§ Challenge
Verbatim output of all the material below is required.

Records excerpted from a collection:

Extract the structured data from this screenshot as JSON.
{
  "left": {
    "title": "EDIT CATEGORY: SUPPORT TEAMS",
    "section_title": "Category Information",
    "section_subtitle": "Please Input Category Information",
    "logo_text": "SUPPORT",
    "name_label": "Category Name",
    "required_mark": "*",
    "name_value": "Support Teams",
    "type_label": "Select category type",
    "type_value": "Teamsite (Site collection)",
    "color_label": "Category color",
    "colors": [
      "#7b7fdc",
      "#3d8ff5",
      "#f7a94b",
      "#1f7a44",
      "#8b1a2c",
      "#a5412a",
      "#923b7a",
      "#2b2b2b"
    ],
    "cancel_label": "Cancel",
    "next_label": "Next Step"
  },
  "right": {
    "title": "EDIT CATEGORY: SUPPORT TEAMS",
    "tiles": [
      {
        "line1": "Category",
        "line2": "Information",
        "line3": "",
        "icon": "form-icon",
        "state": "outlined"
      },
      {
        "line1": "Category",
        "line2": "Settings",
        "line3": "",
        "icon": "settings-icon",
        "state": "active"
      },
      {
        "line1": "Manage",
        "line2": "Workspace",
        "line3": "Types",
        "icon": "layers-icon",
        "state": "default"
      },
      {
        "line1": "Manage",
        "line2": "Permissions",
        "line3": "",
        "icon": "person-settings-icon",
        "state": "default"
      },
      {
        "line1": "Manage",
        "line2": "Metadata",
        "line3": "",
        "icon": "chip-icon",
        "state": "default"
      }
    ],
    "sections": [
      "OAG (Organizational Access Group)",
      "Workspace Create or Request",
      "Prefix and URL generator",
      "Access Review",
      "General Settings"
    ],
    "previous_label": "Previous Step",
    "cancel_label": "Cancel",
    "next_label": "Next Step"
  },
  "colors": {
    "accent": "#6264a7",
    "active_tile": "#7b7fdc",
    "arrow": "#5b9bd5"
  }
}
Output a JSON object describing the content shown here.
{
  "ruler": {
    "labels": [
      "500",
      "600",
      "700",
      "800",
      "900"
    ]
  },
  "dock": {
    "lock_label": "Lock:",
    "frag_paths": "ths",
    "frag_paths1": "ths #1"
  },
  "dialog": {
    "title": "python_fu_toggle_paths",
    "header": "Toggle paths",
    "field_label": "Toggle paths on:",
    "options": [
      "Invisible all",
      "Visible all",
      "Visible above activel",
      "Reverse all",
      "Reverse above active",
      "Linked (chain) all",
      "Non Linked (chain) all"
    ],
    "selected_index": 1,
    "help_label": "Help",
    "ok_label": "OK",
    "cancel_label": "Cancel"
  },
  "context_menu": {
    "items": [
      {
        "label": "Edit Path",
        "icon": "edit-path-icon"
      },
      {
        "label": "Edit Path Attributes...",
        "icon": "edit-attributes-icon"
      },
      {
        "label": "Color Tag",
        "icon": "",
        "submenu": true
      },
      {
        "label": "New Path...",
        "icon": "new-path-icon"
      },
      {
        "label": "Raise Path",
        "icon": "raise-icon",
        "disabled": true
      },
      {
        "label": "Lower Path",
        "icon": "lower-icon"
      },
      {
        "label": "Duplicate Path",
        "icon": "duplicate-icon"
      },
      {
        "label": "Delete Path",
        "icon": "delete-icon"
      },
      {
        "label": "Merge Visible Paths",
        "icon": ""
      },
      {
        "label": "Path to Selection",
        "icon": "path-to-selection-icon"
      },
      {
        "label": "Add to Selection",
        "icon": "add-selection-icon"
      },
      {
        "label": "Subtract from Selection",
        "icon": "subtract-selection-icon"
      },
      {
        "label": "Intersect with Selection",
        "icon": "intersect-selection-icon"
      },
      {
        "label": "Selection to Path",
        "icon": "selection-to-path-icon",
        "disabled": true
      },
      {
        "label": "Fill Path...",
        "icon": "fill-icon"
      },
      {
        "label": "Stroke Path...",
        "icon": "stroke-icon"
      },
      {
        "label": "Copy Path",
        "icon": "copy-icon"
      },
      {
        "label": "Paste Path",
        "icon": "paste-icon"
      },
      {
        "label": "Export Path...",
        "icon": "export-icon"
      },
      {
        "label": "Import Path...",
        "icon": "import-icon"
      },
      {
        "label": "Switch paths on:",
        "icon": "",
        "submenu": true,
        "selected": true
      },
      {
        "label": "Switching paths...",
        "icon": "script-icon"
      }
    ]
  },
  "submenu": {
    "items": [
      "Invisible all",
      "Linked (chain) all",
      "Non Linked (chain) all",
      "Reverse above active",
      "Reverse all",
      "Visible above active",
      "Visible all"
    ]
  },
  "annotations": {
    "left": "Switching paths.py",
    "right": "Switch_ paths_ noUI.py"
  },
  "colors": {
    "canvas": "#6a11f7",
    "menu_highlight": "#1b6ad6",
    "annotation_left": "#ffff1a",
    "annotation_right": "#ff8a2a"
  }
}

§ Reply
Extract the structured data from this screenshot as JSON.
{
  "left": {
    "title": "EDIT CATEGORY: SUPPORT TEAMS",
    "section_title": "Category Information",
    "section_subtitle": "Please Input Category Information",
    "logo_text": "SUPPORT",
    "name_label": "Category Name",
    "required_mark": "*",
    "name_value": "Support Teams",
    "type_label": "Select category type",
    "type_value": "Teamsite (Site collection)",
    "color_label": "Category color",
    "colors": [
      "#7b7fdc",
      "#3d8ff5",
      "#f7a94b",
      "#1f7a44",
      "#8b1a2c",
      "#a5412a",
      "#923b7a",
      "#2b2b2b"
    ],
    "cancel_label": "Cancel",
    "next_label": "Next Step"
  },
  "right": {
    "title": "EDIT CATEGORY: SUPPORT TEAMS",
    "tiles": [
      {
        "line1": "Category",
        "line2": "Information",
        "line3": "",
        "icon": "form-icon",
        "state": "outlined"
      },
      {
        "line1": "Category",
        "line2": "Settings",
        "line3": "",
        "icon": "settings-icon",
        "state": "active"
      },
      {
        "line1": "Manage",
        "line2": "Workspace",
        "line3": "Types",
        "icon": "layers-icon",
        "state": "default"
      },
      {
        "line1": "Manage",
        "line2": "Permissions",
        "line3": "",
        "icon": "person-settings-icon",
        "state": "default"
      },
      {
        "line1": "Manage",
        "line2": "Metadata",
        "line3": "",
        "icon": "chip-icon",
        "state": "default"
      }
    ],
    "sections": [
      "OAG (Organizational Access Group)",
      "Workspace Create or Request",
      "Prefix and URL generator",
      "Access Review",
      "General Settings"
    ],
    "previous_label": "Previous Step",
    "cancel_label": "Cancel",
    "next_label": "Next Step"
  },
  "colors": {
    "accent": "#6264a7",
    "active_tile": "#7b7fdc",
    "arrow": "#5b9bd5"
  }
}
Output a JSON object describing the content shown here.
{
  "ruler": {
    "labels": [
      "500",
      "600",
      "700",
      "800",
      "900"
    ]
  },
  "dock": {
    "lock_label": "Lock:",
    "frag_paths": "ths",
    "frag_paths1": "ths #1"
  },
  "dialog": {
    "title": "python_fu_toggle_paths",
    "header": "Toggle paths",
    "field_label": "Toggle paths on:",
    "options": [
      "Invisible all",
      "Visible all",
      "Visible above activel",
      "Reverse all",
      "Reverse above active",
      "Linked (chain) all",
      "Non Linked (chain) all"
    ],
    "selected_index": 1,
    "help_label": "Help",
    "ok_label": "OK",
    "cancel_label": "Cancel"
  },
  "context_menu": {
    "items": [
      {
        "label": "Edit Path",
        "icon": "edit-path-icon"
      },
      {
        "label": "Edit Path Attributes...",
        "icon": "edit-attributes-icon"
      },
      {
        "label": "Color Tag",
        "icon": "",
        "submenu": true
      },
      {
        "label": "New Path...",
        "icon": "new-path-icon"
      },
      {
        "label": "Raise Path",
        "icon": "raise-icon",
        "disabled": true
      },
      {
        "label": "Lower Path",
        "icon": "lower-icon"
      },
      {
        "label": "Duplicate Path",
        "icon": "duplicate-icon"
      },
      {
        "label": "Delete Path",
        "icon": "delete-icon"
      },
      {
        "label": "Merge Visible Paths",
        "icon": ""
      },
      {
        "label": "Path to Selection",
        "icon": "path-to-selection-icon"
      },
      {
        "label": "Add to Selection",
        "icon": "add-selection-icon"
      },
      {
        "label": "Subtract from Selection",
        "icon": "subtract-selection-icon"
      },
      {
        "label": "Intersect with Selection",
        "icon": "intersect-selection-icon"
      },
      {
        "label": "Selection to Path",
        "icon": "selection-to-path-icon",
        "disabled": true
      },
      {
        "label": "Fill Path...",
        "icon": "fill-icon"
      },
      {
        "label": "Stroke Path...",
        "icon": "stroke-icon"
      },
      {
        "label": "Copy Path",
        "icon": "copy-icon"
      },
      {
        "label": "Paste Path",
        "icon": "paste-icon"
      },
      {
        "label": "Export Path...",
        "icon": "export-icon"
      },
      {
        "label": "Import Path...",
        "icon": "import-icon"
      },
      {
        "label": "Switch paths on:",
        "icon": "",
        "submenu": true,
        "selected": true
      },
      {
        "label": "Switching paths...",
        "icon": "script-icon"
      }
    ]
  },
  "submenu": {
    "items": [
      "Invisible all",
      "Linked (chain) all",
      "Non Linked (chain) all",
      "Reverse above active",
      "Reverse all",
      "Visible above active",
      "Visible all"
    ]
  },
  "annotations": {
    "left": "Switching paths.py",
    "right": "Switch_ paths_ noUI.py"
  },
  "colors": {
    "canvas": "#6a11f7",
    "menu_highlight": "#1b6ad6",
    "annotation_left": "#ffff1a",
    "annotation_right": "#ff8a2a"
  }
}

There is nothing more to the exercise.